[PROBLEM TO WORK ON] Give the entries again exactly, every one of them.

::::

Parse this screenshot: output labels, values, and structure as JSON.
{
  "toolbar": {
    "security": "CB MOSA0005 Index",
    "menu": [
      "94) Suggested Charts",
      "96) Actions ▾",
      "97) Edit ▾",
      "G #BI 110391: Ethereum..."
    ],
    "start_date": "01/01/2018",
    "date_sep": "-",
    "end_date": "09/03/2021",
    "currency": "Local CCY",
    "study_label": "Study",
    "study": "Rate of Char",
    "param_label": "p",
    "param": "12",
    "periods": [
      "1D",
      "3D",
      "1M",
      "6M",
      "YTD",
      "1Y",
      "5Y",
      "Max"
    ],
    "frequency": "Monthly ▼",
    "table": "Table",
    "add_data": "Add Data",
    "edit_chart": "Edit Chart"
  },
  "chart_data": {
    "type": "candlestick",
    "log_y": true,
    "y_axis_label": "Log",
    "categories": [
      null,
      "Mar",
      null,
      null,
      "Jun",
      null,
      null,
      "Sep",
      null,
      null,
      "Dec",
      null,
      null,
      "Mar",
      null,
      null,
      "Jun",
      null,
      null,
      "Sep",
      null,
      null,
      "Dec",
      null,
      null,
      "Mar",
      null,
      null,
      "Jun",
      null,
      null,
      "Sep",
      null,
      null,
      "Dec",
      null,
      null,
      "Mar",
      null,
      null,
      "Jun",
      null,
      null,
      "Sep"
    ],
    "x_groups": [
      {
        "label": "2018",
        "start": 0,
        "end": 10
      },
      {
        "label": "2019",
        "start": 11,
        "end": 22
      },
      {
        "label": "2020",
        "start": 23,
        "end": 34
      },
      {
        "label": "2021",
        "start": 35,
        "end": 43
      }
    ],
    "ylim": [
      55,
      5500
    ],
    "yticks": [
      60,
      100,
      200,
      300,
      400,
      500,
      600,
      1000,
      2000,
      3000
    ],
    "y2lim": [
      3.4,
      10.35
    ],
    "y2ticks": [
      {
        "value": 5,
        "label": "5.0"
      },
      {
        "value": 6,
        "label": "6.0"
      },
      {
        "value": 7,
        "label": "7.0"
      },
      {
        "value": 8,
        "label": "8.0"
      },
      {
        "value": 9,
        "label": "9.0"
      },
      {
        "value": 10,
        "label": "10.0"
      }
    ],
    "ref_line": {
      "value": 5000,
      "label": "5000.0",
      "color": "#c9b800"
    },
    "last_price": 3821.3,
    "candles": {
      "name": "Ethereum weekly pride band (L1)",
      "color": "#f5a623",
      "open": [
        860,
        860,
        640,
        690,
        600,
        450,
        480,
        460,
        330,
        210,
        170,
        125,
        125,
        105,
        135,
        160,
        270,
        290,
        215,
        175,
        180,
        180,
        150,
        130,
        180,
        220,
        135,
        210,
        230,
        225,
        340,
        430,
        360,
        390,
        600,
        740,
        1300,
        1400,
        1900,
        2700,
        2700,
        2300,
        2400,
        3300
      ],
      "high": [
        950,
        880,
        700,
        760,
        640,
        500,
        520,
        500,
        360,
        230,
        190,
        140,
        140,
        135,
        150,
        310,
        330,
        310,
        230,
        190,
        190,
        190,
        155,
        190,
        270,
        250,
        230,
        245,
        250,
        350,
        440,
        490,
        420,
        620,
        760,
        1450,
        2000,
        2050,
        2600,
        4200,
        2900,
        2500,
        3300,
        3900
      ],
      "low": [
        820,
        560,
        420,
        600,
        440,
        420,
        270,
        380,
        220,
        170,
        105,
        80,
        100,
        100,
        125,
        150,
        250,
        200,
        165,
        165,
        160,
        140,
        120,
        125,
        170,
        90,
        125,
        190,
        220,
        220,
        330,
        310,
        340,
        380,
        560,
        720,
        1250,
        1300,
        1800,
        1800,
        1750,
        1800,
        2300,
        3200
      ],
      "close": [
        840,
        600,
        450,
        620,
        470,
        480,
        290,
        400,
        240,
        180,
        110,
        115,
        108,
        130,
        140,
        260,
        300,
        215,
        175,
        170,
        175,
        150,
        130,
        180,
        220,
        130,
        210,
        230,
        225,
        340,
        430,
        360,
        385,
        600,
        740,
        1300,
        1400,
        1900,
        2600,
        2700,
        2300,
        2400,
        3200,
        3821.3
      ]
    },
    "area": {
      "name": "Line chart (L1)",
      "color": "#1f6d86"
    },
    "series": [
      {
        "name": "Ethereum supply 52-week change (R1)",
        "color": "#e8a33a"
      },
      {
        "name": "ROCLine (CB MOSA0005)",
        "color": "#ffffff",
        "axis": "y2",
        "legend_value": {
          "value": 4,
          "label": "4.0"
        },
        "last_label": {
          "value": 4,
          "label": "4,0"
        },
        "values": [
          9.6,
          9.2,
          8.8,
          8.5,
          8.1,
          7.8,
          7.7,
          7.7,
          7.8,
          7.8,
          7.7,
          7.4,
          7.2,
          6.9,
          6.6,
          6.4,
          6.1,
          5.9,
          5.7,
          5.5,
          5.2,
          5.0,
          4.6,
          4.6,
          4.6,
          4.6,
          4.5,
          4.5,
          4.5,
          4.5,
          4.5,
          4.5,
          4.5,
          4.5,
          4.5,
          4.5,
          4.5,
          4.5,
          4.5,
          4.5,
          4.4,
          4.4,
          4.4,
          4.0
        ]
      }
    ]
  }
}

::::

[FULL SOLUTION]
Parse this screenshot: output labels, values, and structure as JSON.
{
  "toolbar": {
    "security": "CB MOSA0005 Index",
    "menu": [
      "94) Suggested Charts",
      "96) Actions ▾",
      "97) Edit ▾",
      "G #BI 110391: Ethereum..."
    ],
    "start_date": "01/01/2018",
    "date_sep": "-",
    "end_date": "09/03/2021",
    "currency": "Local CCY",
    "study_label": "Study",
    "study": "Rate of Char",
    "param_label": "p",
    "param": "12",
    "periods": [
      "1D",
      "3D",
      "1M",
      "6M",
      "YTD",
      "1Y",
      "5Y",
      "Max"
    ],
    "frequency": "Monthly ▼",
    "table": "Table",
    "add_data": "Add Data",
    "edit_chart": "Edit Chart"
  },
  "chart_data": {
    "type": "candlestick",
    "log_y": true,
    "y_axis_label": "Log",
    "categories": [
      null,
      "Mar",
      null,
      null,
      "Jun",
      null,
      null,
      "Sep",
      null,
      null,
      "Dec",
      null,
      null,
      "Mar",
      null,
      null,
      "Jun",
      null,
      null,
      "Sep",
      null,
      null,
      "Dec",
      null,
      null,
      "Mar",
      null,
      null,
      "Jun",
      null,
      null,
      "Sep",
      null,
      null,
      "Dec",
      null,
      null,
      "Mar",
      null,
      null,
      "Jun",
      null,
      null,
      "Sep"
    ],
    "x_groups": [
      {
        "label": "2018",
        "start": 0,
        "end": 10
      },
      {
        "label": "2019",
        "start": 11,
        "end": 22
      },
      {
        "label": "2020",
        "start": 23,
        "end": 34
      },
      {
        "label": "2021",
        "start": 35,
        "end": 43
      }
    ],
    "ylim": [
      55,
      5500
    ],
    "yticks": [
      60,
      100,
      200,
      300,
      400,
      500,
      600,
      1000,
      2000,
      3000
    ],
    "y2lim": [
      3.4,
      10.35
    ],
    "y2ticks": [
      {
        "value": 5,
        "label": "5.0"
      },
      {
        "value": 6,
        "label": "6.0"
      },
      {
        "value": 7,
        "label": "7.0"
      },
      {
        "value": 8,
        "label": "8.0"
      },
      {
        "value": 9,
        "label": "9.0"
      },
      {
        "value": 10,
        "label": "10.0"
      }
    ],
    "ref_line": {
      "value": 5000,
      "label": "5000.0",
      "color": "#c9b800"
    },
    "last_price": 3821.3,
    "candles": {
      "name": "Ethereum weekly pride band (L1)",
      "color": "#f5a623",
      "open": [
        860,
        860,
        640,
        690,
        600,
        450,
        480,
        460,
        330,
        210,
        170,
        125,
        125,
        105,
        135,
        160,
        270,
        290,
        215,
        175,
        180,
        180,
        150,
        130,
        180,
        220,
        135,
        210,
        230,
        225,
        340,
        430,
        360,
        390,
        600,
        740,
        1300,
        1400,
        1900,
        2700,
        2700,
        2300,
        2400,
        3300
      ],
      "high": [
        950,
        880,
        700,
        760,
        640,
        500,
        520,
        500,
        360,
        230,
        190,
        140,
        140,
        135,
        150,
        310,
        330,
        310,
        230,
        190,
        190,
        190,
        155,
        190,
        270,
        250,
        230,
        245,
        250,
        350,
        440,
        490,
        420,
        620,
        760,
        1450,
        2000,
        2050,
        2600,
        4200,
        2900,
        2500,
        3300,
        3900
      ],
      "low": [
        820,
        560,
        420,
        600,
        440,
        420,
        270,
        380,
        220,
        170,
        105,
        80,
        100,
        100,
        125,
        150,
        250,
        200,
        165,
        165,
        160,
        140,
        120,
        125,
        170,
        90,
        125,
        190,
        220,
        220,
        330,
        310,
        340,
        380,
        560,
        720,
        1250,
        1300,
        1800,
        1800,
        1750,
        1800,
        2300,
        3200
      ],
      "close": [
        840,
        600,
        450,
        620,
        470,
        480,
        290,
        400,
        240,
        180,
        110,
        115,
        108,
        130,
        140,
        260,
        300,
        215,
        175,
        170,
        175,
        150,
        130,
        180,
        220,
        130,
        210,
        230,
        225,
        340,
        430,
        360,
        385,
        600,
        740,
        1300,
        1400,
        1900,
        2600,
        2700,
        2300,
        2400,
        3200,
        3821.3
      ]
    },
    "area": {
      "name": "Line chart (L1)",
      "color": "#1f6d86"
    },
    "series": [
      {
        "name": "Ethereum supply 52-week change (R1)",
        "color": "#e8a33a"
      },
      {
        "name": "ROCLine (CB MOSA0005)",
        "color": "#ffffff",
        "axis": "y2",
        "legend_value": {
          "value": 4,
          "label": "4.0"
        },
        "last_label": {
          "value": 4,
          "label": "4,0"
        },
        "values": [
          9.6,
          9.2,
          8.8,
          8.5,
          8.1,
          7.8,
          7.7,
          7.7,
          7.8,
          7.8,
          7.7,
          7.4,
          7.2,
          6.9,
          6.6,
          6.4,
          6.1,
          5.9,
          5.7,
          5.5,
          5.2,
          5.0,
          4.6,
          4.6,
          4.6,
          4.6,
          4.5,
          4.5,
          4.5,
          4.5,
          4.5,
          4.5,
          4.5,
          4.5,
          4.5,
          4.5,
          4.5,
          4.5,
          4.5,
          4.5,
          4.4,
          4.4,
          4.4,
          4.0
        ]
      }
    ]
  }
}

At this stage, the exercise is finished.